(SELECTION)
◇ ◇ ◇ ◇

From: Ihor Radchenko
Subject: [O] bug#35419: [Proposal] Buffer Lenses and the Case of Org-Mode (also, Jupyter)
Date: Sun, 05 May 2019 14:07:07 +0800

Dear Dmitrii,

> Indirect buffers give the answer to the issue of sharing some textual data
> between several buffer.

Note that indirect buffers always share *all* the contents with the master
buffer. As a result, it may not be easy to make things like flyspell
work on code blocks in org-mode, if these code blocks are treated as
lenses. 

> (1) A question: when an indirect buffer is created and some region is
> narrowed to, is the rest of the buffer duplicated in memory somewhere? If
> this is so, there could be a useful efficiency-related modification to
> indirect buffers, which would allow "hard-narrowing": not duplicating the
> rest of the base buffer.

There is no duplication of the buffer content in indirect buffers.
Internally, indirect buffer's content is a pointer to the main buffer
content. If you modify text in any of the indirect buffers or in the
main buffer, the text is modified in all of them and in the main buffer.
Only the buffer-local variables are duplicated.
You can refer to "27.11 Indirect Buffers" in the elisp manual for
details.

◇ ◇ ◇ ◇

(JOB 1)
In the email on indirect buffers, condense the paragraph beginning "There is no duplication" into a short bulleted list that keeps its main facts.
(JOB 2)
Please return the lines of the records exactly, starting at the first line and ending at the line that contains "parent-tweet[interactable]: Hilal Köylü".

(PROVIDED INFORMATION)
◇ ◇ ◇ ◇

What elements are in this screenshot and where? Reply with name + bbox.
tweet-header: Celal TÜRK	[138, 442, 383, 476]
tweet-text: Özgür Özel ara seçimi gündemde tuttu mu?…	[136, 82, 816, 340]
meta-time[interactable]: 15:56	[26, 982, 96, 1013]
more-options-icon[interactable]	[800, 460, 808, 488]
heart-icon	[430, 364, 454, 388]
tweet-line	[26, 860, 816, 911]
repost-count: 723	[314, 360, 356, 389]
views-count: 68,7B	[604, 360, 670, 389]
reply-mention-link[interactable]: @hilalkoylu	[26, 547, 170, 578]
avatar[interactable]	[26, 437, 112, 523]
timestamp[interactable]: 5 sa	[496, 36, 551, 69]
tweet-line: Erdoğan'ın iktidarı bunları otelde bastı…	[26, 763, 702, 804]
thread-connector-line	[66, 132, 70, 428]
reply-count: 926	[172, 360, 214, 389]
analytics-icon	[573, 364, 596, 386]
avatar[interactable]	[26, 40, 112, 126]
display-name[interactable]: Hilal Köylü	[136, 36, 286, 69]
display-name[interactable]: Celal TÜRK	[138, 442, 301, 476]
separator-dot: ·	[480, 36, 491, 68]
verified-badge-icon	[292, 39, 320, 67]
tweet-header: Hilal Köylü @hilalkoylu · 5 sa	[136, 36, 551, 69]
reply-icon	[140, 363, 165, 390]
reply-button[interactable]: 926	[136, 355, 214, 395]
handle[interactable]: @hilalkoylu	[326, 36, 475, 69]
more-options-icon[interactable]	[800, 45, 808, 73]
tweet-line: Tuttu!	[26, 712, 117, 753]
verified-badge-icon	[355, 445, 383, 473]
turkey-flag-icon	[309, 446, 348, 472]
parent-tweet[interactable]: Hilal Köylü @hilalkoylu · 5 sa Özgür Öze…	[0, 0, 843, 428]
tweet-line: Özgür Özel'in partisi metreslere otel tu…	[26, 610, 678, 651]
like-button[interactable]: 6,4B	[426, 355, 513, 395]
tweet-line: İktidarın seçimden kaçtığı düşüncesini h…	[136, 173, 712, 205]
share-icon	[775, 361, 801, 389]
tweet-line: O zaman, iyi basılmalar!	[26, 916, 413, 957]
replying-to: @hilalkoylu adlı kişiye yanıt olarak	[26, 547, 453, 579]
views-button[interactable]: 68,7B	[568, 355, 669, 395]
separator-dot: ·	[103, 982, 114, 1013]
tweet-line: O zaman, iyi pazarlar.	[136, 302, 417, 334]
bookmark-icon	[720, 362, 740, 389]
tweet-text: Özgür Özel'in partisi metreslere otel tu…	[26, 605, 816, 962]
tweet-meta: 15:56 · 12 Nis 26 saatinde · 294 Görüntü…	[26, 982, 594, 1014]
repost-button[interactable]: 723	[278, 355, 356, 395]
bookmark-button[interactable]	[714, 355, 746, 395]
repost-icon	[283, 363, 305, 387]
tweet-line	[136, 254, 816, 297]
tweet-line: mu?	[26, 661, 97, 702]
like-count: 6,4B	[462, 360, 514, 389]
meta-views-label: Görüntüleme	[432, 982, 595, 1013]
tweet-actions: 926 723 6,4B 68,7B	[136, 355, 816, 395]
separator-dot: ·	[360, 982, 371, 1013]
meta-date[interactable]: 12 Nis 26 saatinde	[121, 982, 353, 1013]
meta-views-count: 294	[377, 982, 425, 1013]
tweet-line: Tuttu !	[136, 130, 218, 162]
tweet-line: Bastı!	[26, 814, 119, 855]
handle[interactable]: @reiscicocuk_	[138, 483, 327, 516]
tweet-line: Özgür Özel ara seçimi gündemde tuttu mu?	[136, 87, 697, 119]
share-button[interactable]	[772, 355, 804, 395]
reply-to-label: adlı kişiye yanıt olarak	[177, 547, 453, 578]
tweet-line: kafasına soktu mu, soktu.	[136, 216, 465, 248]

◇ ◇ ◇ ◇

(EXPECTED ANSWER 1)
- Indirect buffers do not duplicate the buffer content.
- Internally, an indirect buffer's content is a pointer to the main buffer's content.
- Modifying text in any indirect buffer or in the main buffer changes it in all of them.
- Only buffer-local variables are duplicated.
- Section "27.11 Indirect Buffers" of the elisp manual has the details.

(EXPECTED ANSWER 2)
What elements are in this screenshot and where? Reply with name + bbox.
tweet-header: Celal TÜRK	[138, 442, 383, 476]
tweet-text: Özgür Özel ara seçimi gündemde tuttu mu?…	[136, 82, 816, 340]
meta-time[interactable]: 15:56	[26, 982, 96, 1013]
more-options-icon[interactable]	[800, 460, 808, 488]
heart-icon	[430, 364, 454, 388]
tweet-line	[26, 860, 816, 911]
repost-count: 723	[314, 360, 356, 389]
views-count: 68,7B	[604, 360, 670, 389]
reply-mention-link[interactable]: @hilalkoylu	[26, 547, 170, 578]
avatar[interactable]	[26, 437, 112, 523]
timestamp[interactable]: 5 sa	[496, 36, 551, 69]
tweet-line: Erdoğan'ın iktidarı bunları otelde bastı…	[26, 763, 702, 804]
thread-connector-line	[66, 132, 70, 428]
reply-count: 926	[172, 360, 214, 389]
analytics-icon	[573, 364, 596, 386]
avatar[interactable]	[26, 40, 112, 126]
display-name[interactable]: Hilal Köylü	[136, 36, 286, 69]
display-name[interactable]: Celal TÜRK	[138, 442, 301, 476]
separator-dot: ·	[480, 36, 491, 68]
verified-badge-icon	[292, 39, 320, 67]
tweet-header: Hilal Köylü @hilalkoylu · 5 sa	[136, 36, 551, 69]
reply-icon	[140, 363, 165, 390]
reply-button[interactable]: 926	[136, 355, 214, 395]
handle[interactable]: @hilalkoylu	[326, 36, 475, 69]
more-options-icon[interactable]	[800, 45, 808, 73]
tweet-line: Tuttu!	[26, 712, 117, 753]
verified-badge-icon	[355, 445, 383, 473]
turkey-flag-icon	[309, 446, 348, 472]
parent-tweet[interactable]: Hilal Köylü @hilalkoylu · 5 sa Özgür Öze…	[0, 0, 843, 428]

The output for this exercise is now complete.